### [Task inputs]
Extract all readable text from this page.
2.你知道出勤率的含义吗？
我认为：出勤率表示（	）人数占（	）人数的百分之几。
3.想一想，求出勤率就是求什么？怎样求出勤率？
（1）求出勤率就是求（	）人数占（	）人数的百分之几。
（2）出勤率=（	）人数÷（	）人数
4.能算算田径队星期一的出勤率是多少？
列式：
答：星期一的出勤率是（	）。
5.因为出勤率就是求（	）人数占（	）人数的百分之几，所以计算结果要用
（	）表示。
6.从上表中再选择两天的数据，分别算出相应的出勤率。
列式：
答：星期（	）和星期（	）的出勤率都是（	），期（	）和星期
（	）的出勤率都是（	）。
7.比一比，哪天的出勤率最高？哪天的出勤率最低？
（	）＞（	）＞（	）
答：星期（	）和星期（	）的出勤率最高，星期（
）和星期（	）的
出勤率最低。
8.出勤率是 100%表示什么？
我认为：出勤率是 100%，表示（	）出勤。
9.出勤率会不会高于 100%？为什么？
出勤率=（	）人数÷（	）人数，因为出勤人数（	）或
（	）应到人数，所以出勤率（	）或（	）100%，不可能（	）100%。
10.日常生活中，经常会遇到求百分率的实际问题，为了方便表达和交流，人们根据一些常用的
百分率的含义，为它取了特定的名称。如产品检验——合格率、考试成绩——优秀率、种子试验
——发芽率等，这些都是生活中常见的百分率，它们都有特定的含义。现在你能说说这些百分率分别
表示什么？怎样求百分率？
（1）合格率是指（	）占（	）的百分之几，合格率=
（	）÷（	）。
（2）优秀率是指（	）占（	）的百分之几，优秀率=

### [Work required]
Show each line in the entries that holds the string "人数的百分之几".

### [Exercise solution]
我认为：出勤率表示（	）人数占（	）人数的百分之几。
（1）求出勤率就是求（	）人数占（	）人数的百分之几。
5.因为出勤率就是求（	）人数占（	）人数的百分之几，所以计算结果要用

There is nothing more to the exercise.